[Information given start]

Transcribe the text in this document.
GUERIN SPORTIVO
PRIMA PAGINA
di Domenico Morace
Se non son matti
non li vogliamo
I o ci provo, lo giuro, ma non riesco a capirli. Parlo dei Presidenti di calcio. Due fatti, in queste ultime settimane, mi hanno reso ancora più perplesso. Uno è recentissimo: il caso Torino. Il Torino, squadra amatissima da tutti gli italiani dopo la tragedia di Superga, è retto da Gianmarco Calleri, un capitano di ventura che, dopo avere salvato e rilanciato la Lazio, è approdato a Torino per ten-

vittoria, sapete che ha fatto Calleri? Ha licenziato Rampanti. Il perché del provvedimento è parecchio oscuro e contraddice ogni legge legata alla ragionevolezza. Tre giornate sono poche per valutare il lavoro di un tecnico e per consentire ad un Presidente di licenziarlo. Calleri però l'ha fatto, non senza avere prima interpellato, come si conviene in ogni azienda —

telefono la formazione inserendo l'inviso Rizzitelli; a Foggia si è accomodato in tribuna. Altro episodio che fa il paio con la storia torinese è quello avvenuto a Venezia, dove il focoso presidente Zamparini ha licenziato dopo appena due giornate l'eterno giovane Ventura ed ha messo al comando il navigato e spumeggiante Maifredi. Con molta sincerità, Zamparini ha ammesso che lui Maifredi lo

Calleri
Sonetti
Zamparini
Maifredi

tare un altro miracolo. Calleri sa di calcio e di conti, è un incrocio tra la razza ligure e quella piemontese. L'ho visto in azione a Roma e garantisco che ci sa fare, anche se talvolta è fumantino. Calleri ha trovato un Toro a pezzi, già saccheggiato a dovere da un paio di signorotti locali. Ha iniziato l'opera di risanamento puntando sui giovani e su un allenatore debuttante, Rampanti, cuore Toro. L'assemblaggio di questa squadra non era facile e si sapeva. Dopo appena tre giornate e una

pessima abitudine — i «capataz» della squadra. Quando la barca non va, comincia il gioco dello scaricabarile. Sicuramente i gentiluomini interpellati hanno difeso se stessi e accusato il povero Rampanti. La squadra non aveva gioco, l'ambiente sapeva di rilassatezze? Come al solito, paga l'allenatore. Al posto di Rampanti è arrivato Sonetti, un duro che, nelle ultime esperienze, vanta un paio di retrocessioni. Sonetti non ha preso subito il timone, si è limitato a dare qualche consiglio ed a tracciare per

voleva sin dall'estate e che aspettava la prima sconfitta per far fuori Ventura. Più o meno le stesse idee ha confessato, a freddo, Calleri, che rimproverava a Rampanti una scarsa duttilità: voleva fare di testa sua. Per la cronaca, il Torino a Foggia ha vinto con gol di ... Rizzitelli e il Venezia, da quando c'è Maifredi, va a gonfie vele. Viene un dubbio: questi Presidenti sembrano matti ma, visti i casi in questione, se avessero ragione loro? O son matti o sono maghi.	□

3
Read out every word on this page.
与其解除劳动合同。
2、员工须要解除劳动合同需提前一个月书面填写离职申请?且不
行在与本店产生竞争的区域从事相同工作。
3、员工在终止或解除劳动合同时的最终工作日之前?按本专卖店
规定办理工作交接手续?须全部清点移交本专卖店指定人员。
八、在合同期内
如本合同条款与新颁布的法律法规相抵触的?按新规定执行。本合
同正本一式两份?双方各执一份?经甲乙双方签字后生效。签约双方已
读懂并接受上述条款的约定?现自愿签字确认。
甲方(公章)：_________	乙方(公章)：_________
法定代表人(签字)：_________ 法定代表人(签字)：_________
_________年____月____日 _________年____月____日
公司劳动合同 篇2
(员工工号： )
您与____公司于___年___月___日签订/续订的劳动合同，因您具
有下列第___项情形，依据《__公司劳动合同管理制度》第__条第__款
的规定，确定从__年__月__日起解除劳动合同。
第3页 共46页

[Information given end]

**Stated problem:**
Search the data above for the string "avere" and return every line that has it.

**The answer:**
I o ci provo, lo giuro, ma non riesco a capirli. Parlo dei Presidenti di calcio. Due fatti, in queste ultime settimane, mi hanno reso ancora più perplesso. Uno è recentissimo: il caso Torino. Il Torino, squadra amatissima da tutti gli italiani dopo la tragedia di Superga, è retto da Gianmarco Calleri, un capitano di ventura che, dopo avere salvato e rilanciato la Lazio, è approdato a Torino per ten-
vittoria, sapete che ha fatto Calleri? Ha licenziato Rampanti. Il perché del provvedimento è parecchio oscuro e contraddice ogni legge legata alla ragionevolezza. Tre giornate sono poche per valutare il lavoro di un tecnico e per consentire ad un Presidente di licenziarlo. Calleri però l'ha fatto, non senza avere prima interpellato, come si conviene in ogni azienda —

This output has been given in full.